TASK GOAL -
Using the records below, report how many lines hold "个人缴纳", with no extra text.

SUPPLIED RECORDS -
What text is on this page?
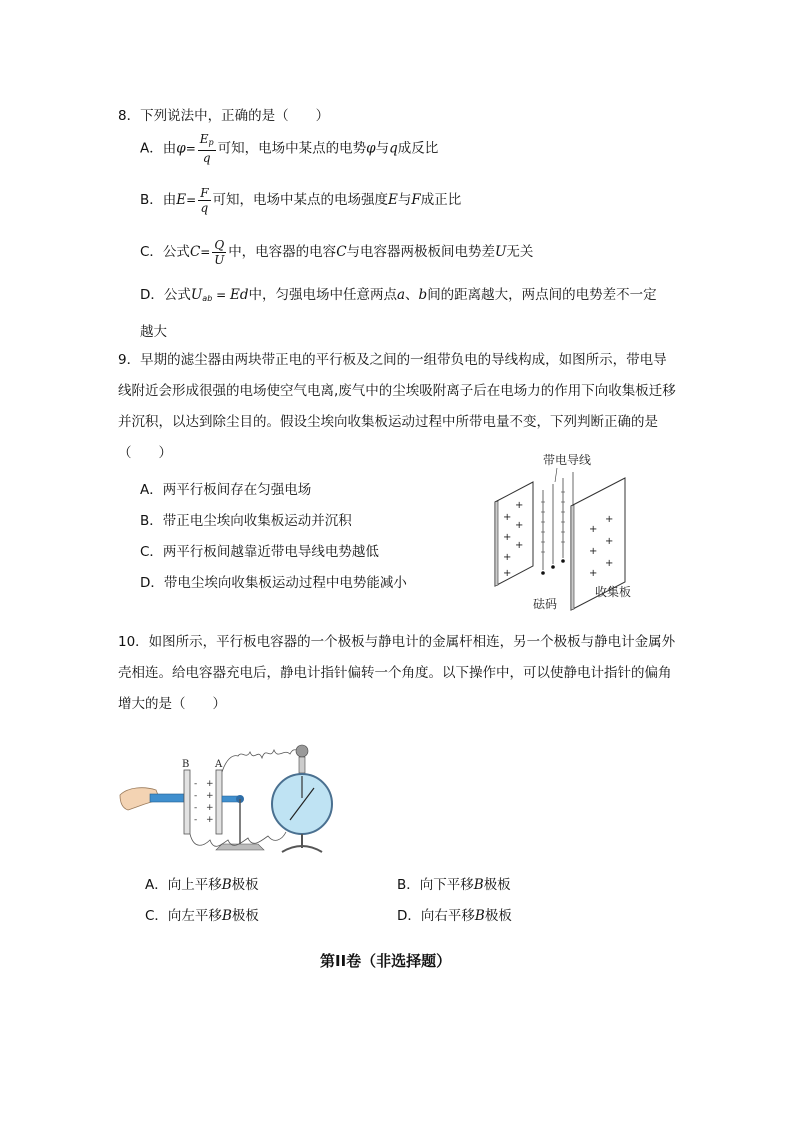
8．下列说法中，正确的是（　　）
A．由$\varphi= \frac{E_p}{q}$ 可知，电场中某点的电势φ与q成反比
B．由$E= \frac{F}{q}$ 可知，电场中某点的电场强度E与F成正比
C．公式$C= \frac{Q}{U}$ 中，电容器的电容C与电容器两极板间电势差U无关
D．公式$U_{ab} = Ed$中，匀强电场中任意两点a、b间的距离越大，两点间的电势差不一定
越大
9．早期的滤尘器由两块带正电的平行板及之间的一组带负电的导线构成，如图所示，带电导线附近会形成很强的电场使空气电离,废气中的尘埃吸附离子后在电场力的作用下向收集板迁移并沉积，以达到除尘目的。假设尘埃向收集板运动过程中所带电量不变，下列判断正确的是（　　）
A．两平行板间存在匀强电场
B．带正电尘埃向收集板运动并沉积
C．两平行板间越靠近带电导线电势越低
D．带电尘埃向收集板运动过程中电势能减小
+
+
+
+
+
+
+
+
+
+
+
+
+
带电导线
砝码
收集板
10．如图所示，平行板电容器的一个极板与静电计的金属杆相连，另一个极板与静电计金属外壳相连。给电容器充电后，静电计指针偏转一个角度。以下操作中，可以使静电计指针的偏角增大的是（　　）
B
-
-
-
-
A
+
+
+
+
A．向上平移B极板	B．向下平移B极板
C．向左平移B极板	D．向右平移B极板
第II卷（非选择题）
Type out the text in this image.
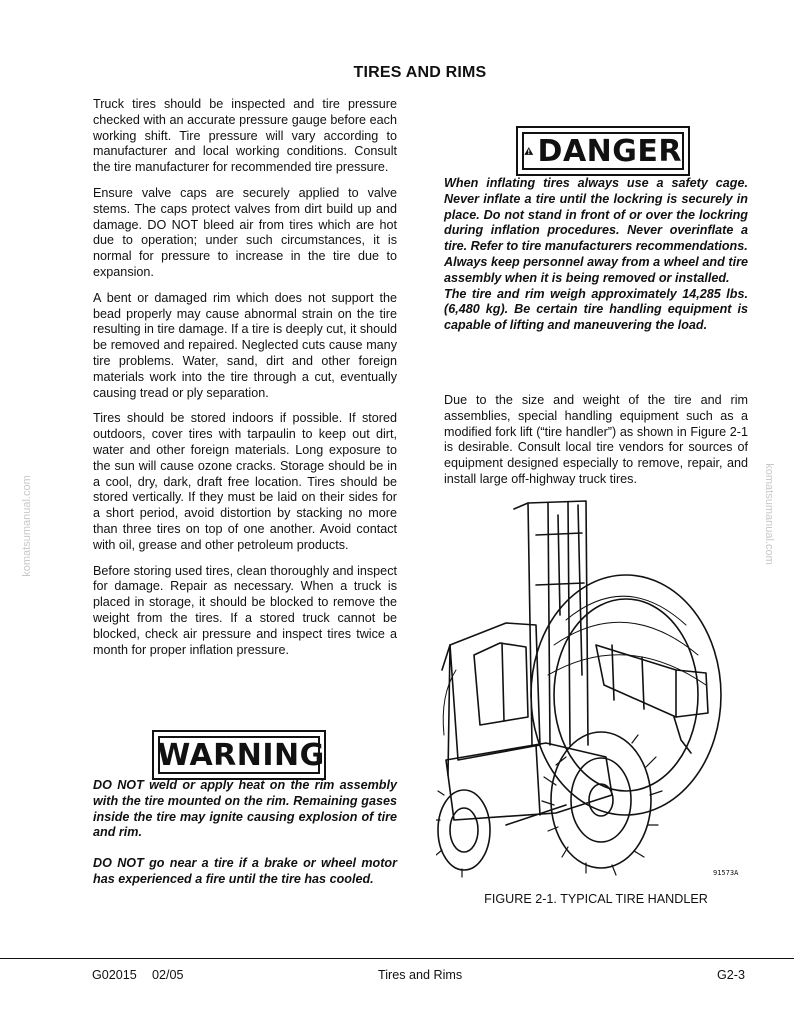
TIRES AND RIMS

Truck tires should be inspected and tire pressure checked with an accurate pressure gauge before each working shift. Tire pressure will vary according to manufacturer and local working conditions. Consult the tire manufacturer for recommended tire pressure.

Ensure valve caps are securely applied to valve stems. The caps protect valves from dirt build up and damage. DO NOT bleed air from tires which are hot due to operation; under such circumstances, it is normal for pressure to increase in the tire due to expansion.

A bent or damaged rim which does not support the bead properly may cause abnormal strain on the tire resulting in tire damage. If a tire is deeply cut, it should be removed and repaired. Neglected cuts cause many tire problems. Water, sand, dirt and other foreign materials work into the tire through a cut, eventually causing tread or ply separation.

Tires should be stored indoors if possible. If stored outdoors, cover tires with tarpaulin to keep out dirt, water and other foreign materials. Long exposure to the sun will cause ozone cracks. Storage should be in a cool, dry, dark, draft free location. Tires should be stored vertically. If they must be laid on their sides for a short period, avoid distortion by stacking no more than three tires on top of one another. Avoid contact with oil, grease and other petroleum products.

Before storing used tires, clean thoroughly and inspect for damage. Repair as necessary. When a truck is placed in storage, it should be blocked to remove the weight from the tires. If a stored truck cannot be blocked, check air pressure and inspect tires twice a month for proper inflation pressure.

WARNING

DO NOT weld or apply heat on the rim assembly with the tire mounted on the rim. Remaining gases inside the tire may ignite causing explosion of tire and rim.

DO NOT go near a tire if a brake or wheel motor has experienced a fire until the tire has cooled.

DANGER

When inflating tires always use a safety cage. Never inflate a tire until the lockring is securely in place. Do not stand in front of or over the lockring during inflation procedures. Never overinflate a tire. Refer to tire manufacturers recommendations.

Always keep personnel away from a wheel and tire assembly when it is being removed or installed.

The tire and rim weigh approximately 14,285 lbs. (6,480 kg). Be certain tire handling equipment is capable of lifting and maneuvering the load.

Due to the size and weight of the tire and rim assemblies, special handling equipment such as a modified fork lift (“tire handler”) as shown in Figure 2-1 is desirable. Consult local tire vendors for sources of equipment designed especially to remove, repair, and install large off-highway truck tires.

91573A
FIGURE 2-1. TYPICAL TIRE HANDLER
komatsumanual.com	komatsumanual.com
G02015 02/05	Tires and Rims	G2-3
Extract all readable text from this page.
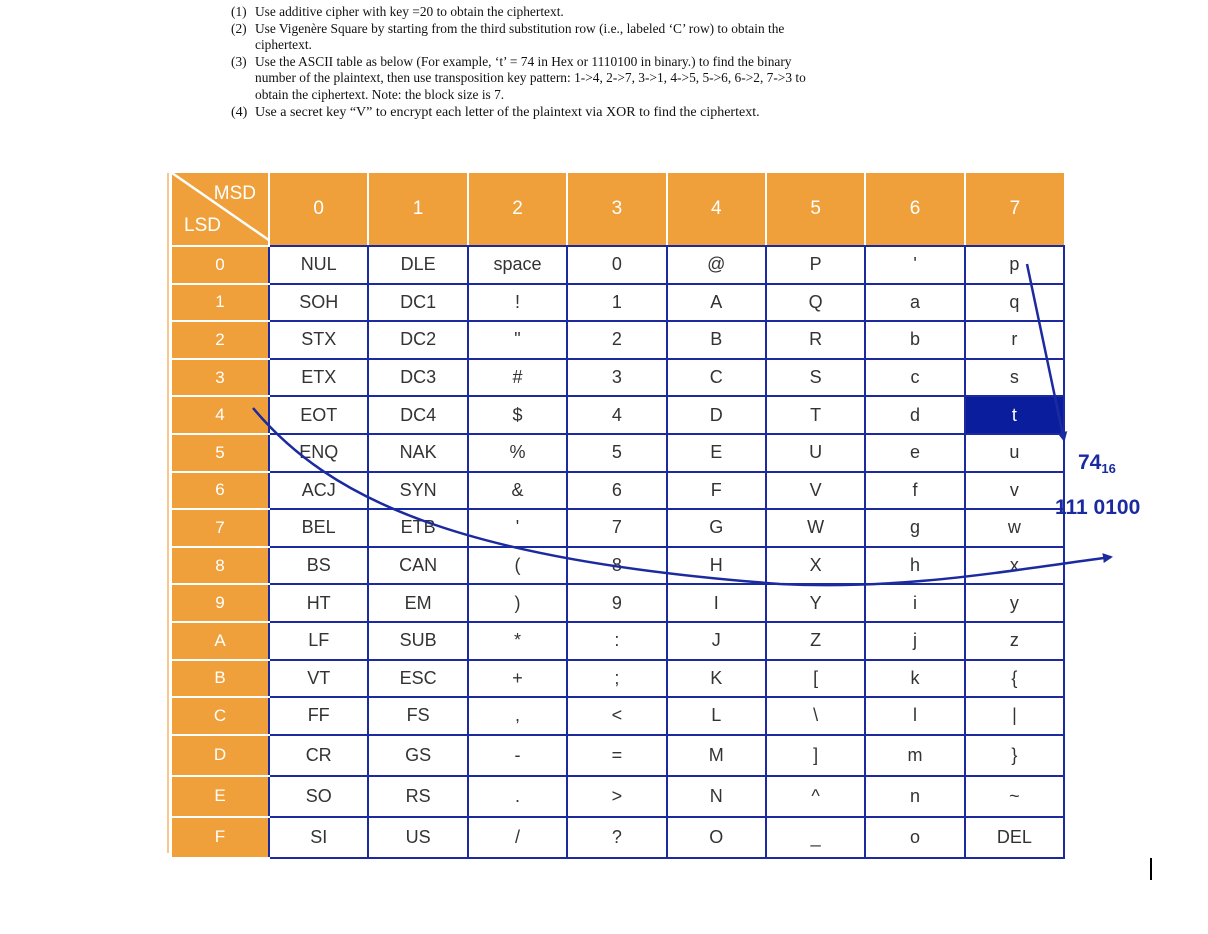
(1) Use additive cipher with key =20 to obtain the ciphertext.
(2) Use Vigenère Square by starting from the third substitution row (i.e., labeled ‘C’ row) to obtain the ciphertext.
(3) Use the ASCII table as below (For example, ‘t’ = 74 in Hex or 1110100 in binary.) to find the binary number of the plaintext, then use transposition key pattern: 1->4, 2->7, 3->1, 4->5, 5->6, 6->2, 7->3 to obtain the ciphertext. Note: the block size is 7.
(4) Use a secret key “V” to encrypt each letter of the plaintext via XOR to find the ciphertext.
MSD
LSD	0	1	2	3	4	5	6	7
0	NUL	DLE	space	0	@	P	'	p
1	SOH	DC1	!	1	A	Q	a	q
2	STX	DC2	"	2	B	R	b	r
3	ETX	DC3	#	3	C	S	c	s
4	EOT	DC4	$	4	D	T	d	t
5	ENQ	NAK	%	5	E	U	e	u
6	ACJ	SYN	&	6	F	V	f	v
7	BEL	ETB	'	7	G	W	g	w
8	BS	CAN	(	8	H	X	h	x
9	HT	EM	)	9	I	Y	i	y
A	LF	SUB	*	:	J	Z	j	z
B	VT	ESC	+	;	K	[	k	{
C	FF	FS	,	<	L	\	l	|
D	CR	GS	-	=	M	]	m	}
E	SO	RS	.	>	N	^	n	~
F	SI	US	/	?	O	_	o	DEL
$74_{16}$
111 0100
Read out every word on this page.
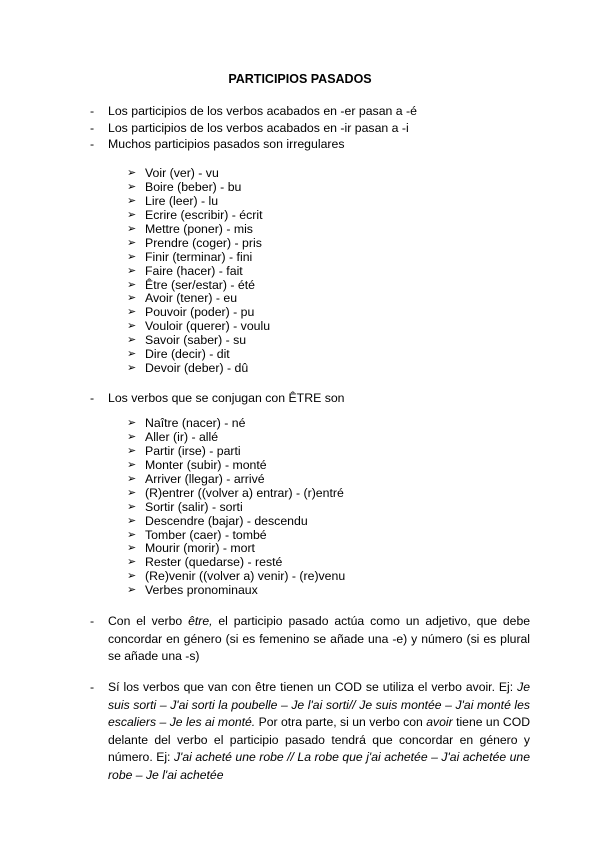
PARTICIPIOS PASADOS
- Los participios de los verbos acabados en -er pasan a -é
- Los participios de los verbos acabados en -ir pasan a -i
- Muchos participios pasados son irregulares
➢ Voir (ver) - vu
➢ Boire (beber) - bu
➢ Lire (leer) - lu
➢ Ecrire (escribir) - écrit
➢ Mettre (poner) - mis
➢ Prendre (coger) - pris
➢ Finir (terminar) - fini
➢ Faire (hacer) - fait
➢ Être (ser/estar) - été
➢ Avoir (tener) - eu
➢ Pouvoir (poder) - pu
➢ Vouloir (querer) - voulu
➢ Savoir (saber) - su
➢ Dire (decir) - dit
➢ Devoir (deber) - dû
- Los verbos que se conjugan con ÊTRE son
➢ Naître (nacer) - né
➢ Aller (ir) - allé
➢ Partir (irse) - parti
➢ Monter (subir) - monté
➢ Arriver (llegar) - arrivé
➢ (R)entrer ((volver a) entrar) - (r)entré
➢ Sortir (salir) - sorti
➢ Descendre (bajar) - descendu
➢ Tomber (caer) - tombé
➢ Mourir (morir) - mort
➢ Rester (quedarse) - resté
➢ (Re)venir ((volver a) venir) - (re)venu
➢ Verbes pronominaux
- Con el verbo être, el participio pasado actúa como un adjetivo, que debe concordar en género (si es femenino se añade una -e) y número (si es plural se añade una -s)

- Sí los verbos que van con être tienen un COD se utiliza el verbo avoir. Ej: Je suis sorti – J'ai sorti la poubelle – Je l'ai sorti// Je suis montée – J'ai monté les escaliers – Je les ai monté. Por otra parte, si un verbo con avoir tiene un COD delante del verbo el participio pasado tendrá que concordar en género y número. Ej: J'ai acheté une robe // La robe que j'ai achetée – J'ai achetée une robe – Je l'ai achetée
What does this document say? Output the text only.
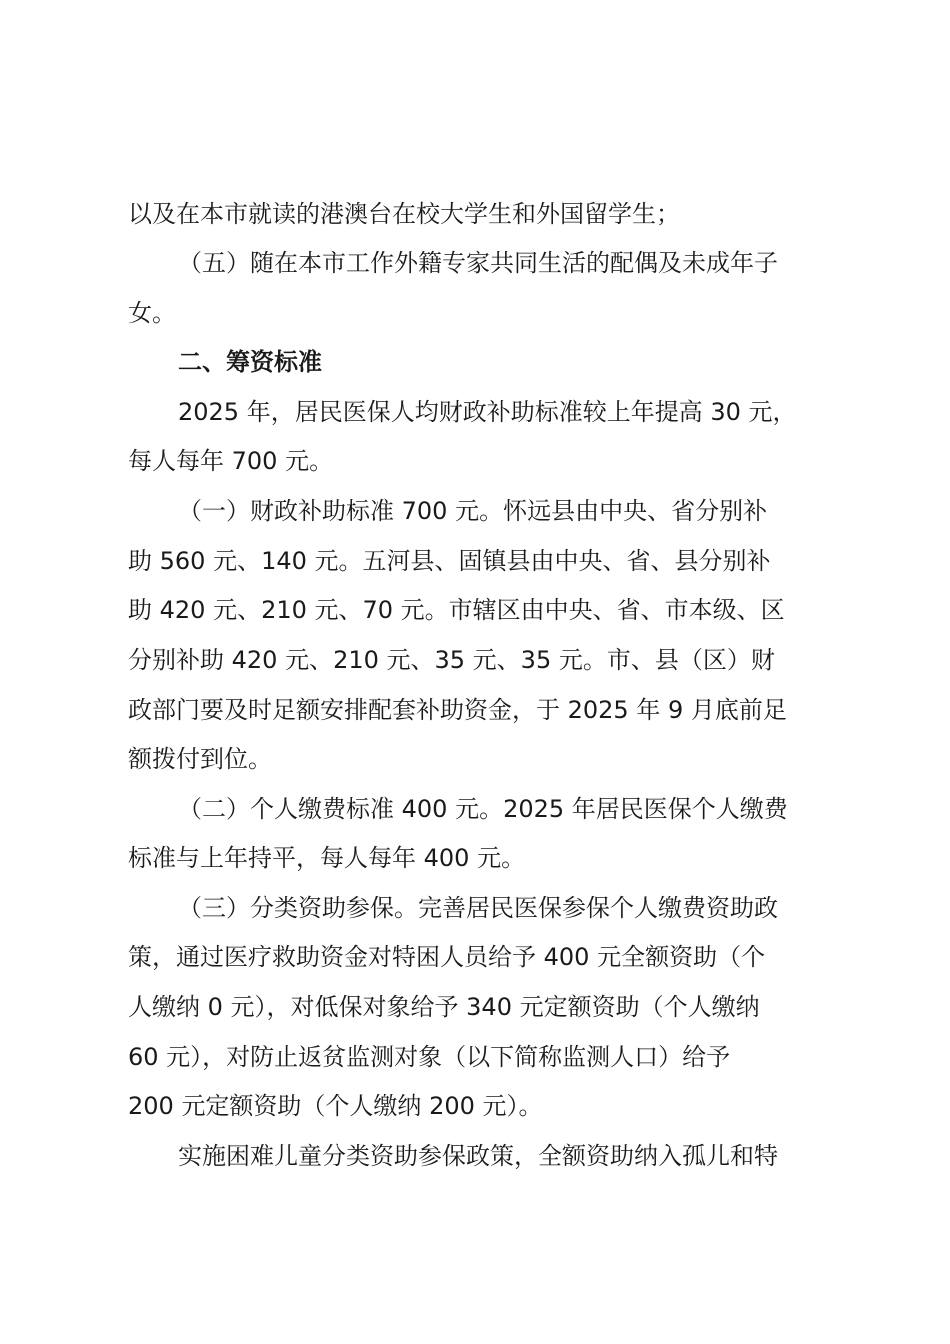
以及在本市就读的港澳台在校大学生和外国留学生；
（五）随在本市工作外籍专家共同生活的配偶及未成年子
女。
二、筹资标准
2025 年，居民医保人均财政补助标准较上年提高 30 元，
每人每年 700 元。
（一）财政补助标准 700 元。怀远县由中央、省分别补
助 560 元、140 元。五河县、固镇县由中央、省、县分别补
助 420 元、210 元、70 元。市辖区由中央、省、市本级、区
分别补助 420 元、210 元、35 元、35 元。市、县（区）财
政部门要及时足额安排配套补助资金，于 2025 年 9 月底前足
额拨付到位。
（二）个人缴费标准 400 元。2025 年居民医保个人缴费
标准与上年持平，每人每年 400 元。
（三）分类资助参保。完善居民医保参保个人缴费资助政
策，通过医疗救助资金对特困人员给予 400 元全额资助（个
人缴纳 0 元），对低保对象给予 340 元定额资助（个人缴纳
60 元），对防止返贫监测对象（以下简称监测人口）给予
200 元定额资助（个人缴纳 200 元）。
实施困难儿童分类资助参保政策，全额资助纳入孤儿和特
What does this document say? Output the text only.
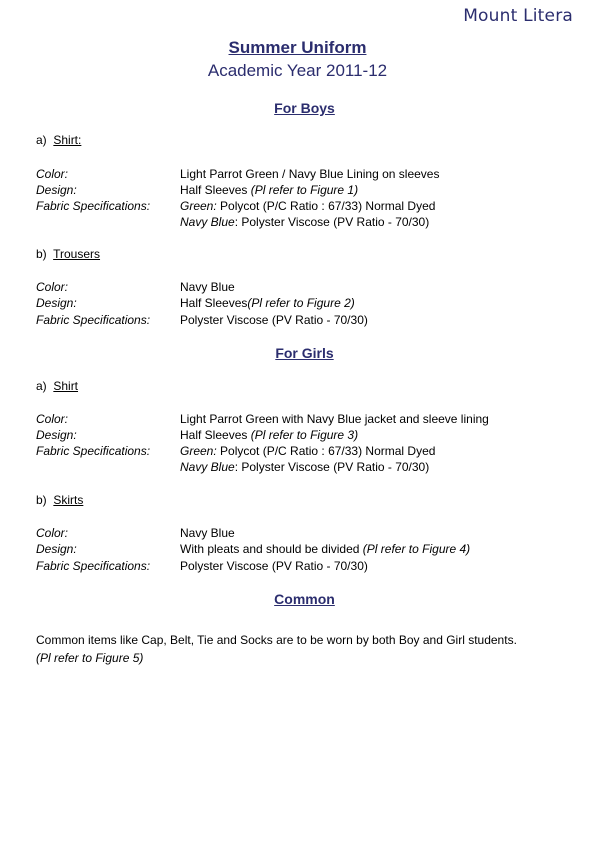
Mount Litera
Summer Uniform
Academic Year 2011-12
For Boys
a) Shirt:
Color:	Light Parrot Green / Navy Blue Lining on sleeves
Design:	Half Sleeves (Pl refer to Figure 1)
Fabric Specifications: Green: Polycot (P/C Ratio : 67/33) Normal Dyed
Navy Blue: Polyster Viscose (PV Ratio - 70/30)
b) Trousers
Color:	Navy Blue
Design:	Half Sleeves(Pl refer to Figure 2)
Fabric Specifications: Polyster Viscose (PV Ratio - 70/30)
For Girls
a) Shirt
Color:	Light Parrot Green with Navy Blue jacket and sleeve lining
Design:	Half Sleeves (Pl refer to Figure 3)
Fabric Specifications: Green: Polycot (P/C Ratio : 67/33) Normal Dyed
Navy Blue: Polyster Viscose (PV Ratio - 70/30)
b) Skirts
Color:	Navy Blue
Design:	With pleats and should be divided (Pl refer to Figure 4)
Fabric Specifications: Polyster Viscose (PV Ratio - 70/30)
Common
Common items like Cap, Belt, Tie and Socks are to be worn by both Boy and Girl students.
(Pl refer to Figure 5)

THE REPLY -
2